_SET EXERCISE_
Your answer should be one number: how many lines of the records hold the string "Modern".

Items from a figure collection
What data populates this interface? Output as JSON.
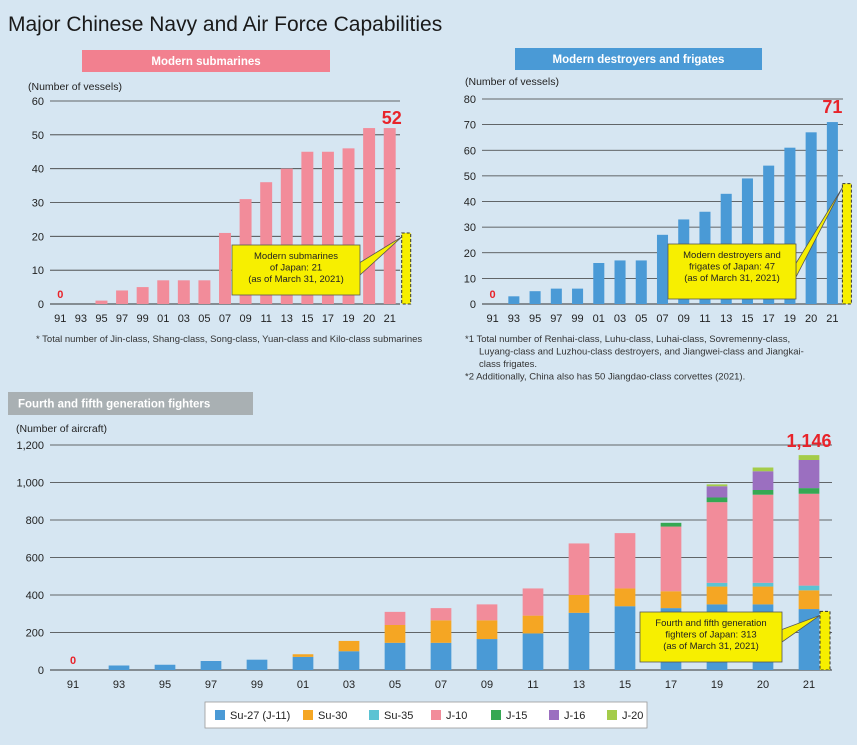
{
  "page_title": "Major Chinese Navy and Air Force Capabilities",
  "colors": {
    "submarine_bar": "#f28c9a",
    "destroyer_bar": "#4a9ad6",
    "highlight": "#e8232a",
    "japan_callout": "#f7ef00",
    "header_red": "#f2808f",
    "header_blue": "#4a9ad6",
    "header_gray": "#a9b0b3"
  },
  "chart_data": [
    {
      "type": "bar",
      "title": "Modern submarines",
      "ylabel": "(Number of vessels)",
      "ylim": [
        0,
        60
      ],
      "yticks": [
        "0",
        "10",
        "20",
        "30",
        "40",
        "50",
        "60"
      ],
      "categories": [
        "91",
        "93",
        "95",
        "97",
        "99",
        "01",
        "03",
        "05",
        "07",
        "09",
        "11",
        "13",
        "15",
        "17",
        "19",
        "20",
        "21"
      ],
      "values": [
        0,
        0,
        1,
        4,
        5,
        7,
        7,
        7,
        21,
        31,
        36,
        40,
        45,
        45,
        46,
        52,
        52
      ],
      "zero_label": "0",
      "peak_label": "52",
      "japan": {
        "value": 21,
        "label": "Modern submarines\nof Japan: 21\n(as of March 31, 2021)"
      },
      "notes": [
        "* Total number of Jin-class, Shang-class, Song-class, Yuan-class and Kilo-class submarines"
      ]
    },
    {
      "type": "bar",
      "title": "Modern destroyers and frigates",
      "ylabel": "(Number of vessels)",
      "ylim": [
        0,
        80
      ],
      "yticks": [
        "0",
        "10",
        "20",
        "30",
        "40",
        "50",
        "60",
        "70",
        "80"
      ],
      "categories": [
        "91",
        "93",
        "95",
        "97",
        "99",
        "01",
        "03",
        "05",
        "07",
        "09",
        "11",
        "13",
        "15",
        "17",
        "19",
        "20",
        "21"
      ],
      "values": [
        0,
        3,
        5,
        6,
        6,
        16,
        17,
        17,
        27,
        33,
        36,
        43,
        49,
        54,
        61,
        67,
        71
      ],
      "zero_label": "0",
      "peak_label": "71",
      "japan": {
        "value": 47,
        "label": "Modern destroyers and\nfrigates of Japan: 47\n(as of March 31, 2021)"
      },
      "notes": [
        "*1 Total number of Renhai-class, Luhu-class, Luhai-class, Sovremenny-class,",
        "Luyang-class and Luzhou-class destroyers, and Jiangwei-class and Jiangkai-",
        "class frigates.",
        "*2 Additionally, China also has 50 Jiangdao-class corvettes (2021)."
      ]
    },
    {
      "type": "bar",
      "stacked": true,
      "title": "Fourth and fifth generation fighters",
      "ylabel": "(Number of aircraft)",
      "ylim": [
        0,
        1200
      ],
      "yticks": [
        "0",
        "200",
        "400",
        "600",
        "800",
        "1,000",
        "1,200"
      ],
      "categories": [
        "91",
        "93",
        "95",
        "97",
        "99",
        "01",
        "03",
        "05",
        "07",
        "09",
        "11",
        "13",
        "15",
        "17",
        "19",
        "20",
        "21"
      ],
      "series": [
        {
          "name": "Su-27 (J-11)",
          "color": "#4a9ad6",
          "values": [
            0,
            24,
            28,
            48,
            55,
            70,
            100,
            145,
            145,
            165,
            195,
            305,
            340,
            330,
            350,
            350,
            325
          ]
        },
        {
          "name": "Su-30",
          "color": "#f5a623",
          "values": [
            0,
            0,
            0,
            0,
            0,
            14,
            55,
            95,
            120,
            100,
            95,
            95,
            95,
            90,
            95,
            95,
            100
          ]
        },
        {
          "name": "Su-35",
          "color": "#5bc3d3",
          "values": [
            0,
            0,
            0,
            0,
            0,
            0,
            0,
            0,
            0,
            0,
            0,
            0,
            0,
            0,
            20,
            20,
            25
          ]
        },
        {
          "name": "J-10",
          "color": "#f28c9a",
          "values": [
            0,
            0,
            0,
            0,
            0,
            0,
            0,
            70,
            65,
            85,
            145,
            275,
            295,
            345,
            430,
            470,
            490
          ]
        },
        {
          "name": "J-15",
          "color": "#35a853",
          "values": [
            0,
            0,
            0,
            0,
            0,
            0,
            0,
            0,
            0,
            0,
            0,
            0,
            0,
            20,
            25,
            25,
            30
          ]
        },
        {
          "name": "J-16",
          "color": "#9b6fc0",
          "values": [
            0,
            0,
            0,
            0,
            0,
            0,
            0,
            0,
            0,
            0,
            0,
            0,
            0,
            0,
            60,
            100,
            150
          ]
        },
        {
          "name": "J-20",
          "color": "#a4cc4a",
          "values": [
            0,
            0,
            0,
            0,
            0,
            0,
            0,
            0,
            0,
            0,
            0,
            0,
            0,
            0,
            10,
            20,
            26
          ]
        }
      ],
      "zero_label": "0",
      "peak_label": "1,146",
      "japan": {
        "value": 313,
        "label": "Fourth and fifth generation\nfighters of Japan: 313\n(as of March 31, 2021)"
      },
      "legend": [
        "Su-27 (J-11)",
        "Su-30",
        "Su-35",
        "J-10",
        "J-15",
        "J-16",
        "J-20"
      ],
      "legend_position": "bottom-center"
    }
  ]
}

_TASK RESPONSE_
4